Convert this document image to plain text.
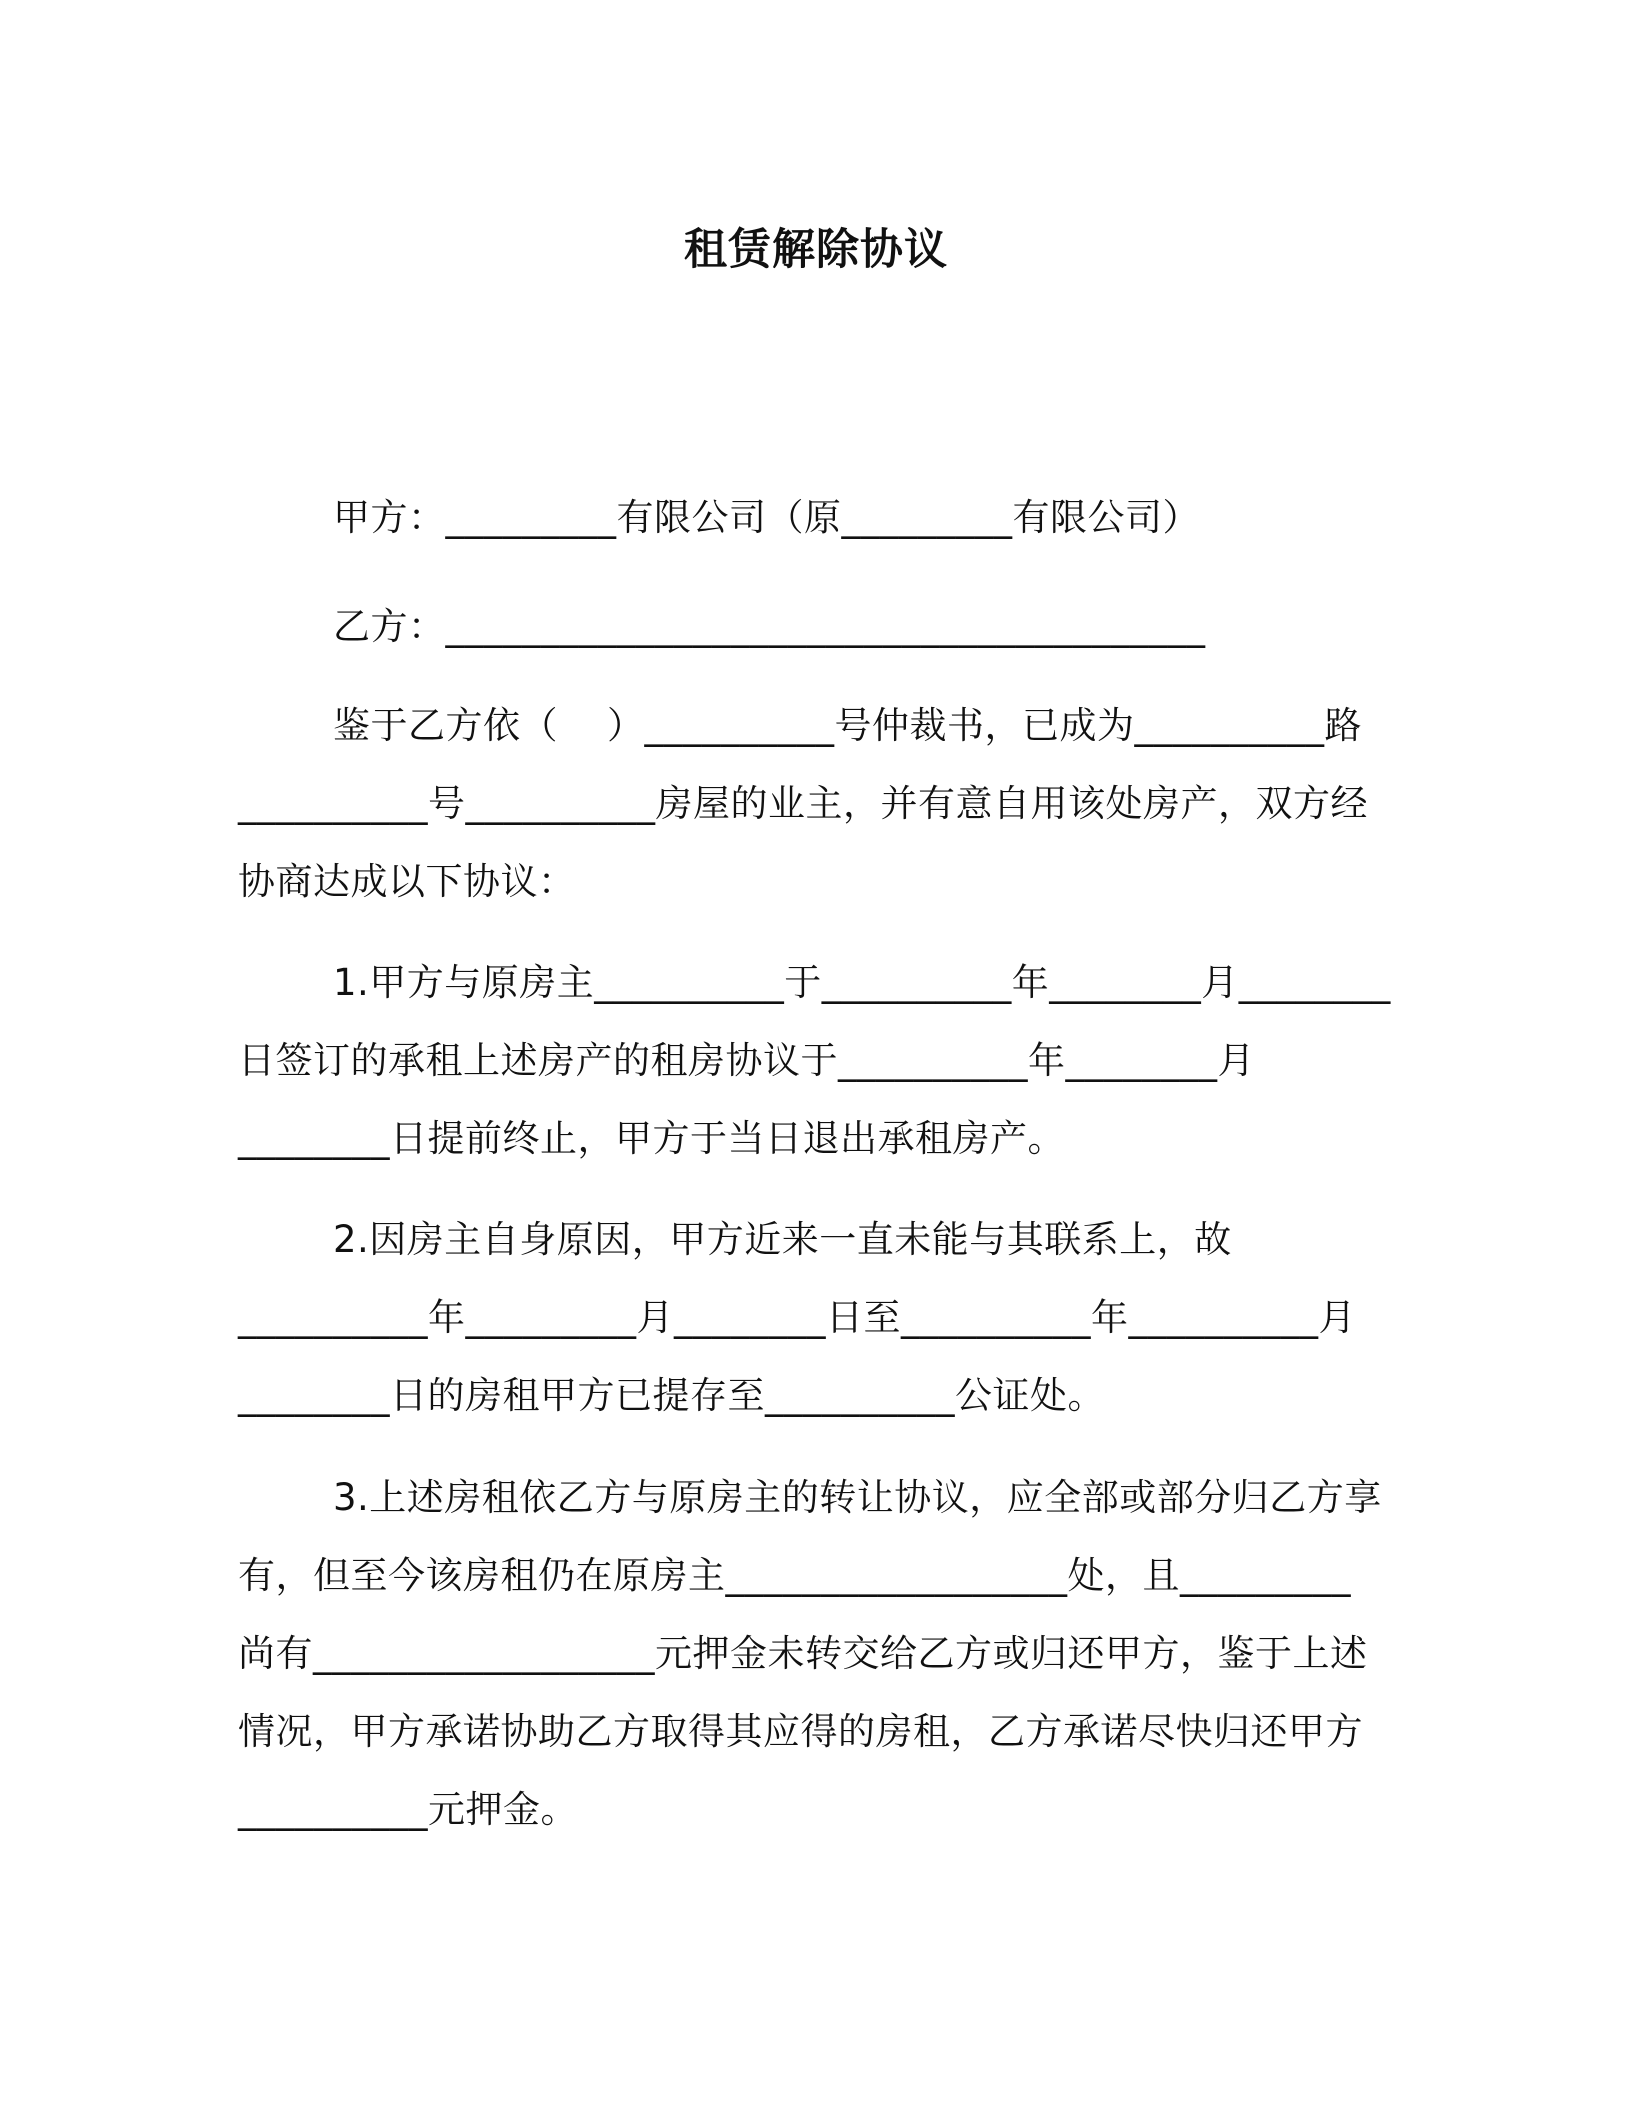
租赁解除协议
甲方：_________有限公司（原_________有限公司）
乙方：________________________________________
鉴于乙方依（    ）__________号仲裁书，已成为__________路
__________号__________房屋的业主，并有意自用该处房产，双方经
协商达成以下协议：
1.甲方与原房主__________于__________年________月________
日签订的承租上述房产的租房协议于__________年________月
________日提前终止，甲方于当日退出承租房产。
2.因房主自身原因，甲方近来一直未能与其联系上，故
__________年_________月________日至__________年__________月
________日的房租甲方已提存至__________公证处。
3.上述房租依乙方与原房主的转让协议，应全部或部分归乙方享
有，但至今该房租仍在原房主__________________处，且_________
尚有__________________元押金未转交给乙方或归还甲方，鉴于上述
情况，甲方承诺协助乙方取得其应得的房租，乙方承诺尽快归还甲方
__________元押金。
::::::::::
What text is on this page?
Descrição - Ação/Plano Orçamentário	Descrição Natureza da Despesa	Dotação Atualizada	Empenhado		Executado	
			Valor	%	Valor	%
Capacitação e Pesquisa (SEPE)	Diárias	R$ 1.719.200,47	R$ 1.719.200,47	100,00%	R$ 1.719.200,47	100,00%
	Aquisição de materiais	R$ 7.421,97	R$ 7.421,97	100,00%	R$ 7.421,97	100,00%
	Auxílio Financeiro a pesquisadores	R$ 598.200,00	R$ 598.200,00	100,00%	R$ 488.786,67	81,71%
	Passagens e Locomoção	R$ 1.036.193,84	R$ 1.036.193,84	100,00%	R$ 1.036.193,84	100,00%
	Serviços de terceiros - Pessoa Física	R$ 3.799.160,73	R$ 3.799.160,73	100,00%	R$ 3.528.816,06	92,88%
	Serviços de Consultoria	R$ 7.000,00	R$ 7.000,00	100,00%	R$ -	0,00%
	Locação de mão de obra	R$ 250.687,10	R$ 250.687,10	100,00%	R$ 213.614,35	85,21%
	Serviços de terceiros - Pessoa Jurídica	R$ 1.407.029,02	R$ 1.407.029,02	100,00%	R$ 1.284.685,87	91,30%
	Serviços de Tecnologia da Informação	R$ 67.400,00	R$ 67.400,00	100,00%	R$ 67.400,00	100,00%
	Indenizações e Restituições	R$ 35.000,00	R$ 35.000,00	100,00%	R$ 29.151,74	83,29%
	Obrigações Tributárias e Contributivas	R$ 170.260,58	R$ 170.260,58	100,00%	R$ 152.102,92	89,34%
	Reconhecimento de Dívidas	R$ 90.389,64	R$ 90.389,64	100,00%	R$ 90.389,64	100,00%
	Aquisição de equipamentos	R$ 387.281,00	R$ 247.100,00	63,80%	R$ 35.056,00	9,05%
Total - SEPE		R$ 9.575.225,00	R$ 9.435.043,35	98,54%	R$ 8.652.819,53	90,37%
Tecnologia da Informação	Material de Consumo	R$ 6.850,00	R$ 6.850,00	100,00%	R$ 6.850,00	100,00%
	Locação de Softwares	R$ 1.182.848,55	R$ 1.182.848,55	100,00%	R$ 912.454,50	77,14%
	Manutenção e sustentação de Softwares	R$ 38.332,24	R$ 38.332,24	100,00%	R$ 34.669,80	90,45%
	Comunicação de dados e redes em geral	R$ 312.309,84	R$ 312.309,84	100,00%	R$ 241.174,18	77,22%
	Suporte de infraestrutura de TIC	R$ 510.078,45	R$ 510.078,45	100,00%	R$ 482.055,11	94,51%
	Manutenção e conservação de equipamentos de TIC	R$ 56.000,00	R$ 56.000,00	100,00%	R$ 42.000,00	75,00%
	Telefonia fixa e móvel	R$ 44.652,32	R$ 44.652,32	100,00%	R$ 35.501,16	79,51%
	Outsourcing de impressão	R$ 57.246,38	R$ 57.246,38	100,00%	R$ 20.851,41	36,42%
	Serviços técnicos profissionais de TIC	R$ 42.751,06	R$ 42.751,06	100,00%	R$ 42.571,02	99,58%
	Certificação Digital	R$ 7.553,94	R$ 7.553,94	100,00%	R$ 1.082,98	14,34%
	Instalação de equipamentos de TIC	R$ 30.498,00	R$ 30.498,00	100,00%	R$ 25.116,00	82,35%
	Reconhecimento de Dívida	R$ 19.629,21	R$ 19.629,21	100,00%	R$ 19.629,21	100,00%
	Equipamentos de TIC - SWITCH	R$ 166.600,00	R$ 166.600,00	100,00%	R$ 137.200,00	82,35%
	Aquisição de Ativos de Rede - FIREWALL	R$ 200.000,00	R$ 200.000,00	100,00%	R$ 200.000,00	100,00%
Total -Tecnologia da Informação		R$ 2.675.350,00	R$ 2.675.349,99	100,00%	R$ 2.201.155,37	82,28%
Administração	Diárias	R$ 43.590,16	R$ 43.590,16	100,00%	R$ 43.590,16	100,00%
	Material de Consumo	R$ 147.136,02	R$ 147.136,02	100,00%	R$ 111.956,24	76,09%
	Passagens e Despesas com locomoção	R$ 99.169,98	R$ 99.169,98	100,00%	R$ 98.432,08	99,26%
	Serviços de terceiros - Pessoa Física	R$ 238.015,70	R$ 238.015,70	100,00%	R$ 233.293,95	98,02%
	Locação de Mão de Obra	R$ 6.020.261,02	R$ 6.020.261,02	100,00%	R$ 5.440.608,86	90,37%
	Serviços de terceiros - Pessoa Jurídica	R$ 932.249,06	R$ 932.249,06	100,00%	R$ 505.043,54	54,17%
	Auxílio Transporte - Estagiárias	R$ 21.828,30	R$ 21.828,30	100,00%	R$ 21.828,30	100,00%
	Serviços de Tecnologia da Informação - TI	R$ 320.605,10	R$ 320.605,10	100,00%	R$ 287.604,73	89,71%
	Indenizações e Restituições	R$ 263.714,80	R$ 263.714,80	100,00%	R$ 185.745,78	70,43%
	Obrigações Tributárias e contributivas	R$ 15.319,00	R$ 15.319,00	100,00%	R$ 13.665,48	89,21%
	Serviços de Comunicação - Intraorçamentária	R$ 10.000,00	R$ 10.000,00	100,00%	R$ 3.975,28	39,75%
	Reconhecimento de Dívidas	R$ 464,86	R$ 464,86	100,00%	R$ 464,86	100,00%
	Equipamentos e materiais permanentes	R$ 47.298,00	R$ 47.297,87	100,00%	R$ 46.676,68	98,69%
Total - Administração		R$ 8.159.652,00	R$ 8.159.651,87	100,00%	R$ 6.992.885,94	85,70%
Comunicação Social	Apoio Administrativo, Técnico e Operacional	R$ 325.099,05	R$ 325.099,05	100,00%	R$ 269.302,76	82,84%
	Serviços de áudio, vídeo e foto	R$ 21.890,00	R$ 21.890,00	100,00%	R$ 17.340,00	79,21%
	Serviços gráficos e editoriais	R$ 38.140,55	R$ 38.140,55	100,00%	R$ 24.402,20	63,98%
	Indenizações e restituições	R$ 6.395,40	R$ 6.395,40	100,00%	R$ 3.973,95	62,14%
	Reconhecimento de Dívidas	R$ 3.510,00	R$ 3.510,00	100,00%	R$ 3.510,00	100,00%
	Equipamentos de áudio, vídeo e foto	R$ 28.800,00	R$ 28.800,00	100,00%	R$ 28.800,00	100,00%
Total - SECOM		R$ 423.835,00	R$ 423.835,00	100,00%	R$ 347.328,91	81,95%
::::::::::
The problem → How many lines in the records hold the string "text"? Reply with the number alone.

Full response → 2